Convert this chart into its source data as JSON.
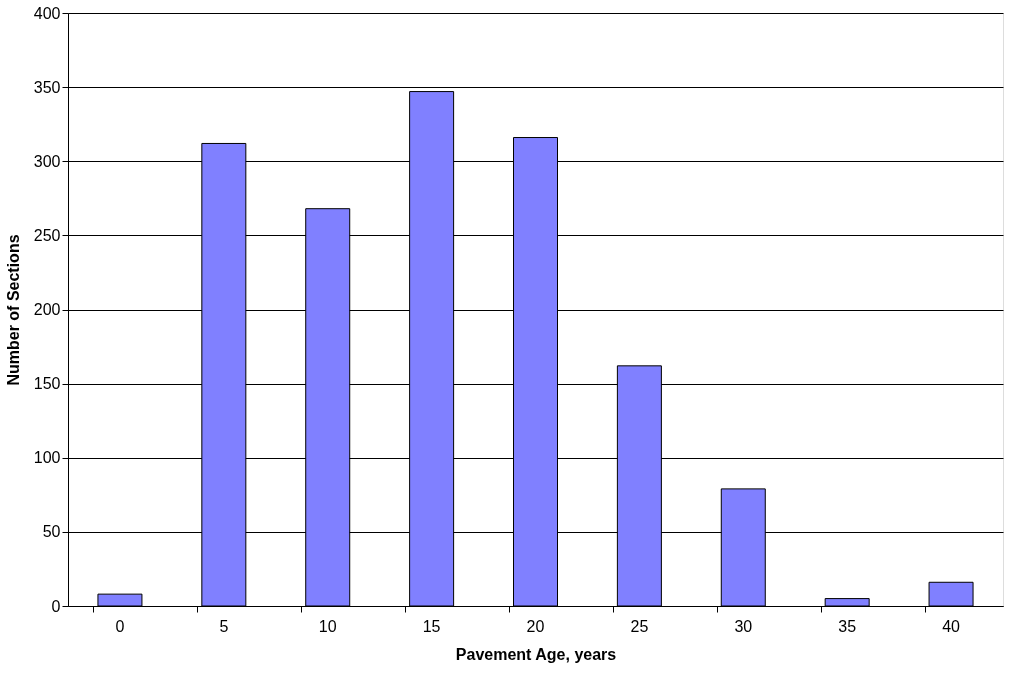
{
  "chart_data": {
    "type": "bar",
    "xlabel": "Pavement Age, years",
    "ylabel": "Number of Sections",
    "categories": [
      "0",
      "5",
      "10",
      "15",
      "20",
      "25",
      "30",
      "35",
      "40"
    ],
    "values": [
      8,
      312,
      268,
      347,
      316,
      162,
      79,
      5,
      16
    ],
    "color": "#8080ff",
    "ylim": [
      0,
      400
    ],
    "yticks": [
      0,
      50,
      100,
      150,
      200,
      250,
      300,
      350,
      400
    ],
    "grid": "y"
  }
}
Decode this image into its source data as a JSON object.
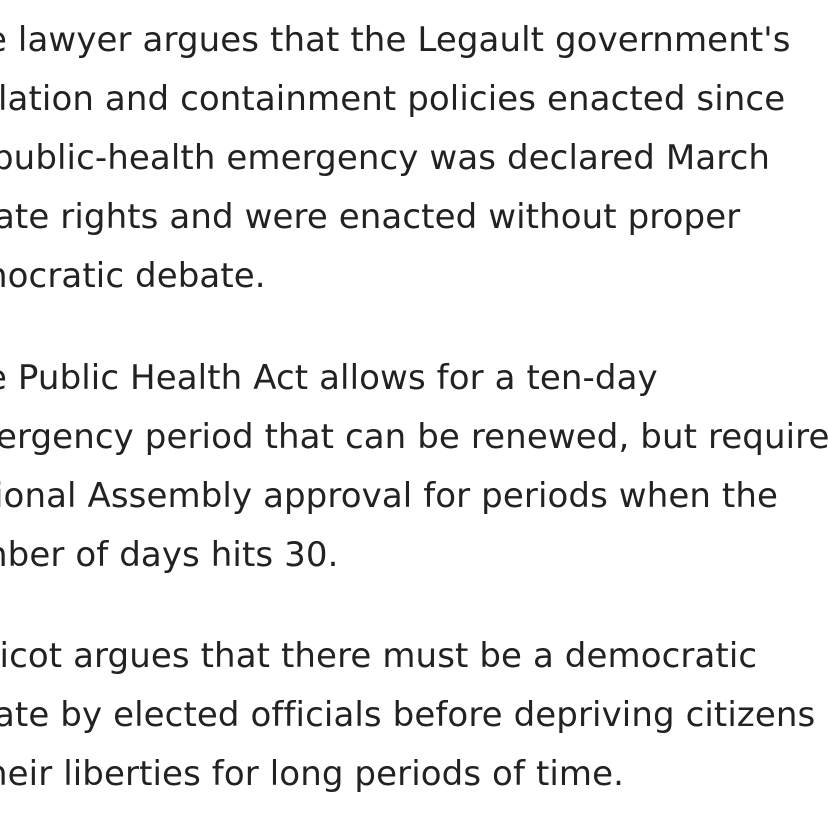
{
  "article": {
    "paragraphs": [
      {
        "lines": [
          "e lawyer argues that the Legault government's",
          "lation and containment policies enacted since",
          "public-health emergency was declared March",
          "ate rights and were enacted without proper",
          "nocratic debate."
        ]
      },
      {
        "lines": [
          "e Public Health Act allows for a ten-day",
          "ergency period that can be renewed, but requires",
          "ional Assembly approval for periods when the",
          "nber of days hits 30."
        ]
      },
      {
        "lines": [
          "licot argues that there must be a democratic",
          "ate by elected officials before depriving citizens",
          "heir liberties for long periods of time."
        ]
      }
    ]
  }
}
====
- [Goal of the exercise]:
In the listing above, find each line with the word "this" and copy it.

- [Answer to the exercise]:
Convert this chart into its source data as JSON.
Decode this image into its source data as a JSON object.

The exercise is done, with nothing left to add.